Task goal: Among the entries, which lines carry the string "xlabel"? Copy each of them.

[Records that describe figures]
··········

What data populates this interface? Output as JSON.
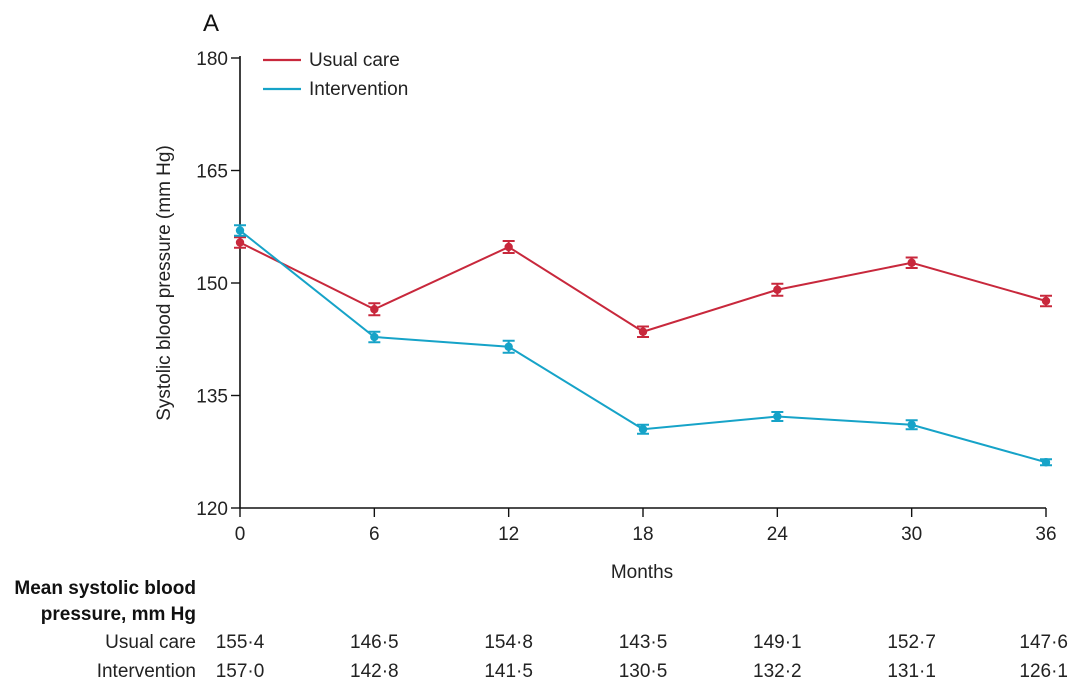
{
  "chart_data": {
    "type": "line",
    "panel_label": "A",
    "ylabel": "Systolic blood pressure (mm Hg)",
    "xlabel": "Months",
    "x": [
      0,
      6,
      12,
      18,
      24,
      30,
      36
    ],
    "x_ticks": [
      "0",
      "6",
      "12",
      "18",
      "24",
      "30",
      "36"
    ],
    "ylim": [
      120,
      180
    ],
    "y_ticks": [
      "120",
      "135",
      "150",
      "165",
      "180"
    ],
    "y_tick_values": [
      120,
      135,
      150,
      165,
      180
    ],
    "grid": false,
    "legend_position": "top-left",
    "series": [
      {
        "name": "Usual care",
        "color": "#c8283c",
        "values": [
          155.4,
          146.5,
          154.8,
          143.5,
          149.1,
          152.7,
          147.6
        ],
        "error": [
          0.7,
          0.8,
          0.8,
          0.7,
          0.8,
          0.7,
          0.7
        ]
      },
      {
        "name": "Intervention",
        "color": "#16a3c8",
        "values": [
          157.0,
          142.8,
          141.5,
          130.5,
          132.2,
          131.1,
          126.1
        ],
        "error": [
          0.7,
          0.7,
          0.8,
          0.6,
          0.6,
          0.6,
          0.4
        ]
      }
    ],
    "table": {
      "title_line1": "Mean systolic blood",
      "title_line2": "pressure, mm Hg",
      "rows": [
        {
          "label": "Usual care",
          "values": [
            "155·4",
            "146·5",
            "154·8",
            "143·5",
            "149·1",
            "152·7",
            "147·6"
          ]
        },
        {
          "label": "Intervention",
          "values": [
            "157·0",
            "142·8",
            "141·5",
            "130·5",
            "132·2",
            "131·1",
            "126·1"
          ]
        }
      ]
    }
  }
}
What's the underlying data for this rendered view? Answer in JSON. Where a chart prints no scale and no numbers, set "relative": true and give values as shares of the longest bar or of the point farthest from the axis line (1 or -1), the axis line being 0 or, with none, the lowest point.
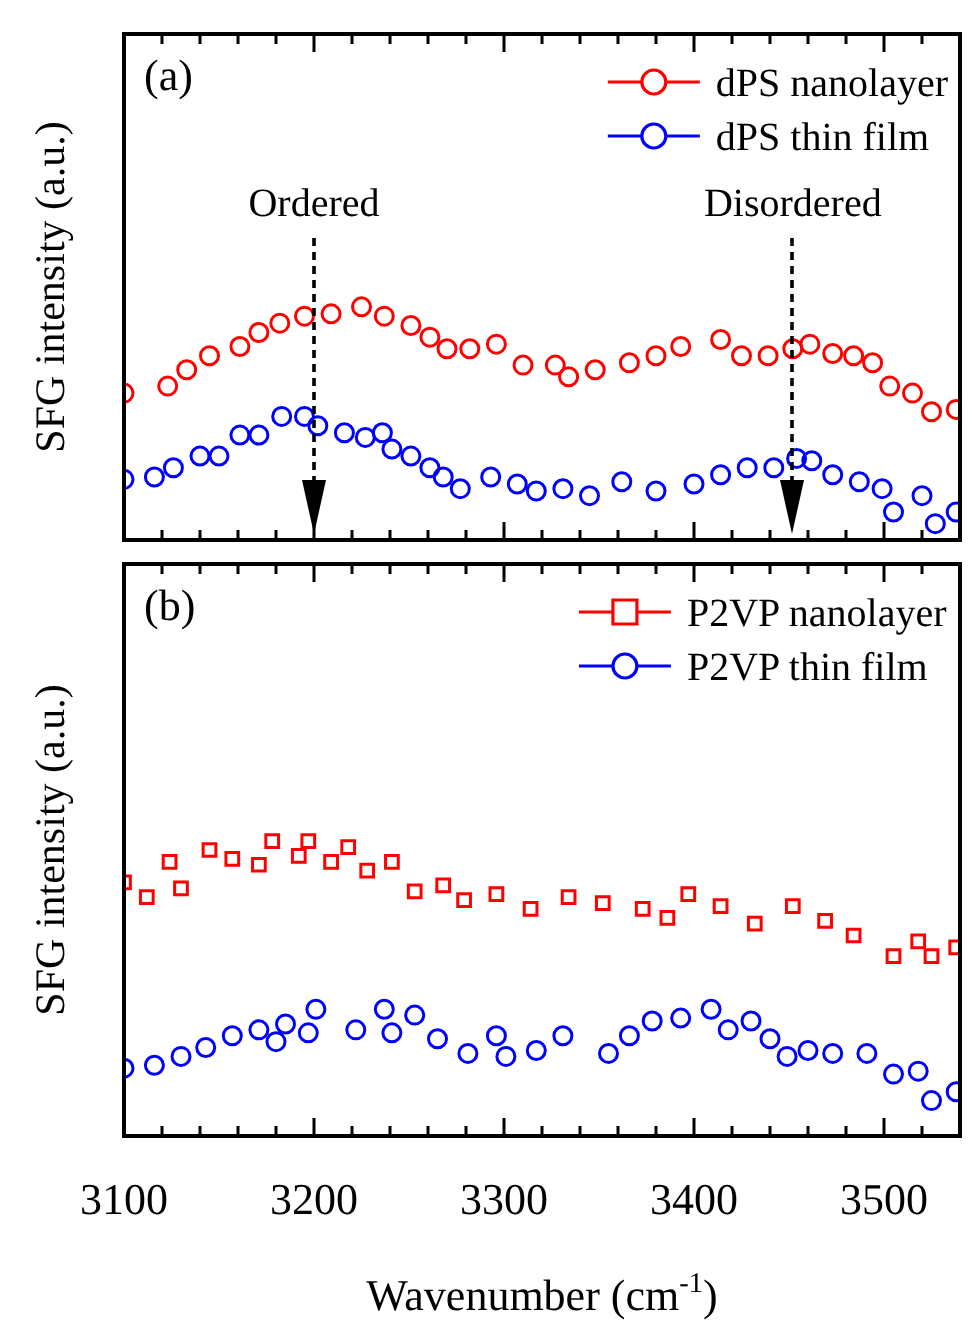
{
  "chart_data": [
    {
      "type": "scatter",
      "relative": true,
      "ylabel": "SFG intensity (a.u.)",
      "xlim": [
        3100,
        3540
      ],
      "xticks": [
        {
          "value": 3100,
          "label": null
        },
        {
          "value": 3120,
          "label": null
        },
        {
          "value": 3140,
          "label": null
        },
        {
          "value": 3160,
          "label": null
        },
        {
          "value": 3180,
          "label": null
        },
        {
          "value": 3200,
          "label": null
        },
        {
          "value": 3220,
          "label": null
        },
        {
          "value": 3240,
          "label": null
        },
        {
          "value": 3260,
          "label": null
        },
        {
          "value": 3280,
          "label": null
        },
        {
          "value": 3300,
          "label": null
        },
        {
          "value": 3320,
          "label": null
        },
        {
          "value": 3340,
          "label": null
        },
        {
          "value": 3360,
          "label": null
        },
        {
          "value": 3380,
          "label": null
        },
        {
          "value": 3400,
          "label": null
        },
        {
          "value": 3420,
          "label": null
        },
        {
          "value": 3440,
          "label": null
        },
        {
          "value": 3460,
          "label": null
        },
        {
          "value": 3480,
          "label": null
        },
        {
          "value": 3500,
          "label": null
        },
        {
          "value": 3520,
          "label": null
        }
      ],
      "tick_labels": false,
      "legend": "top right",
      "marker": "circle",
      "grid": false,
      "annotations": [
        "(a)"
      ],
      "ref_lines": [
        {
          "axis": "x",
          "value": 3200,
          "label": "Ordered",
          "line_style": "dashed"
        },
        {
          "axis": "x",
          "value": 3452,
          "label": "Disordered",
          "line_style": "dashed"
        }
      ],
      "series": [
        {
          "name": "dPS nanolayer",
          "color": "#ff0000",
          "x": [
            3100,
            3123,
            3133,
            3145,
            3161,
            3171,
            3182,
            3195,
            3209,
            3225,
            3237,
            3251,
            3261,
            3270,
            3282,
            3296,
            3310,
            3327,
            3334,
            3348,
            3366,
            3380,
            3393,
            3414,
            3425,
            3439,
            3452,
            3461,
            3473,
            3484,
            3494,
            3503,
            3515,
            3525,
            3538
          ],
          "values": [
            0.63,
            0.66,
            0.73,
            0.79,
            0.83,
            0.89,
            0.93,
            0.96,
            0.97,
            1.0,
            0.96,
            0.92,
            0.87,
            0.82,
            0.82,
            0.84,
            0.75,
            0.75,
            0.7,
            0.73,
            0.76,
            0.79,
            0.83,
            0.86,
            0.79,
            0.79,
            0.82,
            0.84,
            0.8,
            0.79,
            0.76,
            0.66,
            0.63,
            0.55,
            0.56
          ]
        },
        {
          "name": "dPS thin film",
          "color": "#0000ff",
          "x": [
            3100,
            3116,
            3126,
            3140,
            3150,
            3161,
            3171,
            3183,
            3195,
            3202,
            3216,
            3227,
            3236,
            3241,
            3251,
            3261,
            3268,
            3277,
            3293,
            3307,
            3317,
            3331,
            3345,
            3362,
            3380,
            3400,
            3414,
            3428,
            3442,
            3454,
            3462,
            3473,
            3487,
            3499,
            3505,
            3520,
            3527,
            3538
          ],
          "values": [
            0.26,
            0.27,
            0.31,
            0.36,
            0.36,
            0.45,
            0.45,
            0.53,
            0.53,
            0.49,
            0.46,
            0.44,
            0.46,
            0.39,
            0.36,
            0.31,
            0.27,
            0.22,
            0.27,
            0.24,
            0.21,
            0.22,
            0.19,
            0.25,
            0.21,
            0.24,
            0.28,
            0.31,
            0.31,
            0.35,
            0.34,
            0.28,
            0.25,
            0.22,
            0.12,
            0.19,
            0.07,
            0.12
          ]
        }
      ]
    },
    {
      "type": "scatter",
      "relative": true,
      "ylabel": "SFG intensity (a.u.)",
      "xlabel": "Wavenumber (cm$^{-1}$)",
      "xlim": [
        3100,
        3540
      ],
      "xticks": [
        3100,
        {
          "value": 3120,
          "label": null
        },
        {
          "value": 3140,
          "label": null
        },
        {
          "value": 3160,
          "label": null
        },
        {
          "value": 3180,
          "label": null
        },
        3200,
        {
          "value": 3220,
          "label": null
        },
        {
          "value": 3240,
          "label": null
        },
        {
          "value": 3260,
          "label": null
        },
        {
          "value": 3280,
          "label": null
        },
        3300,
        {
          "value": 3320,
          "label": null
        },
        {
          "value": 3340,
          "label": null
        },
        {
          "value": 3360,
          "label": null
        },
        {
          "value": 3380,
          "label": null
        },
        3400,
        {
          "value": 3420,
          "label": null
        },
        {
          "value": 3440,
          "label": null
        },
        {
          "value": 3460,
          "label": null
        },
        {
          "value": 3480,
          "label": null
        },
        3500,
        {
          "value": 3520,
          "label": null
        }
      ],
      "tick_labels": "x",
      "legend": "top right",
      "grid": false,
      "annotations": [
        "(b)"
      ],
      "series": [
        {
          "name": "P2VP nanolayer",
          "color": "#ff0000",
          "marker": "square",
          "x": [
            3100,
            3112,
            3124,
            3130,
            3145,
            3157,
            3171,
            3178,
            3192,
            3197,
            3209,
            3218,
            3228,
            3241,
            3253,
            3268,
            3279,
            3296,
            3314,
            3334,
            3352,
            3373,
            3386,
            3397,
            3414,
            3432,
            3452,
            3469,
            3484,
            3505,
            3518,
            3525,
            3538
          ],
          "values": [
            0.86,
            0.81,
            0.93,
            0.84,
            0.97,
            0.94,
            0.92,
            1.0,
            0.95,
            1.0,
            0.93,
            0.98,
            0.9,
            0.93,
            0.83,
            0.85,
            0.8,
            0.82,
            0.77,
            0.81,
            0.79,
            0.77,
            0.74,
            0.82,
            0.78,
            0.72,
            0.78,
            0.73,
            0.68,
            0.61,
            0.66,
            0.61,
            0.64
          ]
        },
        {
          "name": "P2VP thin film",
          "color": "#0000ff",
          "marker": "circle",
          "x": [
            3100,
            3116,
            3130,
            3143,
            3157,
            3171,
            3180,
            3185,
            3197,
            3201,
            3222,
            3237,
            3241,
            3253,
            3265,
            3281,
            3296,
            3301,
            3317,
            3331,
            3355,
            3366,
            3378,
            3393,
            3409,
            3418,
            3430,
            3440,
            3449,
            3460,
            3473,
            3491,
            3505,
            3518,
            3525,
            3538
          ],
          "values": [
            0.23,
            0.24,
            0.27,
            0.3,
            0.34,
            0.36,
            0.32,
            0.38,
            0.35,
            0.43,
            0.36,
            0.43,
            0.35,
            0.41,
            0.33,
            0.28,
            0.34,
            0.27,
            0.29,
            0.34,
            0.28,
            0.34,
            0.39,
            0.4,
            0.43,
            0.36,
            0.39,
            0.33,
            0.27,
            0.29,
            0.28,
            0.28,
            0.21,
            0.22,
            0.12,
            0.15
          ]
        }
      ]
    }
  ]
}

··········

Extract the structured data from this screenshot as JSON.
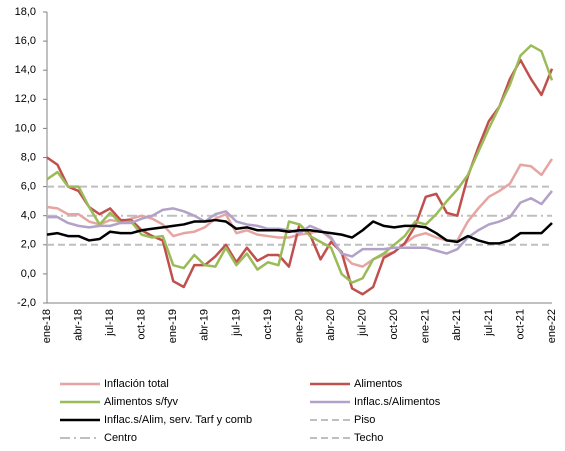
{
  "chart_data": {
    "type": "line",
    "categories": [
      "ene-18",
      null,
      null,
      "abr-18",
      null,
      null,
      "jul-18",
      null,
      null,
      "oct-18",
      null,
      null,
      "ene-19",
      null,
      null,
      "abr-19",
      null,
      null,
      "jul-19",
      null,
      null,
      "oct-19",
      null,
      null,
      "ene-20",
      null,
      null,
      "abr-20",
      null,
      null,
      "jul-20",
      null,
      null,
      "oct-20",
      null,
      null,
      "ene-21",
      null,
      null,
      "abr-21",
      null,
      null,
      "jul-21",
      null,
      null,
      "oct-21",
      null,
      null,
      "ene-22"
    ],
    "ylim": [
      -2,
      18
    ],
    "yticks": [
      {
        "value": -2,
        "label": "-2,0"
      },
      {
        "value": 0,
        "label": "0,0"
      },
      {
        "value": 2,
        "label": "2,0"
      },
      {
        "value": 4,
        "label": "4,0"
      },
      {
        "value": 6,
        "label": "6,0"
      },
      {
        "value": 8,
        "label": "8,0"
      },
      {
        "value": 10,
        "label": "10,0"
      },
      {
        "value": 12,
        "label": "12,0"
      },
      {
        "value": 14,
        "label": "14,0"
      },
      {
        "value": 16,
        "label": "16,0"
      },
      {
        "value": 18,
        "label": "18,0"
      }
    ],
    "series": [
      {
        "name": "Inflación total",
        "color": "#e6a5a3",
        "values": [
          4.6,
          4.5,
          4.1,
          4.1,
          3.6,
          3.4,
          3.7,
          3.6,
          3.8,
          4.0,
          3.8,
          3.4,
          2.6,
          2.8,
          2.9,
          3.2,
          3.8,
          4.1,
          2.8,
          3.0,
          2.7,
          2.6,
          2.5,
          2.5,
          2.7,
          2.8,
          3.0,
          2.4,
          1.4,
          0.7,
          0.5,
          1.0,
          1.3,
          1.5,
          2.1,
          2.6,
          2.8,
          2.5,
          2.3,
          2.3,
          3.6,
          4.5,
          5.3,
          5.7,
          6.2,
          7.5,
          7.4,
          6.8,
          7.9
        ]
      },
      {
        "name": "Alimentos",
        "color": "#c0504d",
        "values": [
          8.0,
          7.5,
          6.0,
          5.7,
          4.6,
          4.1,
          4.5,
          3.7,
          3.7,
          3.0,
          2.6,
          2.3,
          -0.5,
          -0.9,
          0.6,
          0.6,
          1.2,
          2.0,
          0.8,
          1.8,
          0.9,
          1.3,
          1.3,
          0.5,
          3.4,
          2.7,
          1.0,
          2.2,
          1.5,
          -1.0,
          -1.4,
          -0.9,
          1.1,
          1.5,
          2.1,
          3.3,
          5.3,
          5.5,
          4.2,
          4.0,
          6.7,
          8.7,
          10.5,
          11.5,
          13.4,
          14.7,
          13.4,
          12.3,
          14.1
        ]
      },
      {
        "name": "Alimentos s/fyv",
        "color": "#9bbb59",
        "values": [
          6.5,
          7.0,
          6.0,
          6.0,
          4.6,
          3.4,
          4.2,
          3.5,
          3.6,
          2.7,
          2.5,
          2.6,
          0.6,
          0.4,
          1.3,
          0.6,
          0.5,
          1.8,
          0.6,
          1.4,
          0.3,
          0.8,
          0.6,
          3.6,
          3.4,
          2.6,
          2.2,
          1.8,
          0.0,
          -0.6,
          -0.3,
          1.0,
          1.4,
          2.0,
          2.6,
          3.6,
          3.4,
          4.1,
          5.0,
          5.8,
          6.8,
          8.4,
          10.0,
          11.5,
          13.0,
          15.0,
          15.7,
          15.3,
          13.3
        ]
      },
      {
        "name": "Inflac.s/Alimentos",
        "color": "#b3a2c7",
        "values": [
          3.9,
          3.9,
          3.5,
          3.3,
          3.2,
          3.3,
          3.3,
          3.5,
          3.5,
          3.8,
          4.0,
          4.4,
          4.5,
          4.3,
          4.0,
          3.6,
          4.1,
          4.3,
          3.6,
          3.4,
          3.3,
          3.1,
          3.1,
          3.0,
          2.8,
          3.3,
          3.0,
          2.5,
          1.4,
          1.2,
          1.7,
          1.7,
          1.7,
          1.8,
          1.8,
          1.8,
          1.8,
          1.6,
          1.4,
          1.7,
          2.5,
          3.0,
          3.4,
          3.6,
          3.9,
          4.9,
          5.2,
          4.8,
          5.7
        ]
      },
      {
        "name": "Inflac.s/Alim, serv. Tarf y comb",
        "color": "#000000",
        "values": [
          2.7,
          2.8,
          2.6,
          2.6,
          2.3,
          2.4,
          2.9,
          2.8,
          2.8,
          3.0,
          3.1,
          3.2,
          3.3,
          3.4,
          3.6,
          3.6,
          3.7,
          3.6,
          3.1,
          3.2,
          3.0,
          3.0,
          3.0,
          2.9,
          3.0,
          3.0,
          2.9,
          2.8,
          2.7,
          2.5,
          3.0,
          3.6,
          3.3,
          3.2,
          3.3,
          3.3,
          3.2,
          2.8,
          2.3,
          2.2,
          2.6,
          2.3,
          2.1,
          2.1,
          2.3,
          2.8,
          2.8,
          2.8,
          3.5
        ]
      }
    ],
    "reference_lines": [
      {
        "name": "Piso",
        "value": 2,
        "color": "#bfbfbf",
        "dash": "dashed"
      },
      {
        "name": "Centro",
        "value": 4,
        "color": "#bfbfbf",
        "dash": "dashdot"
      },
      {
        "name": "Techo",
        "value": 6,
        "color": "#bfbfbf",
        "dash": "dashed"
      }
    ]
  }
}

··········

Output of the task:
    "xlabel": "Months",
      "xlabel": "Wavenumber (cm$^{-1}$)",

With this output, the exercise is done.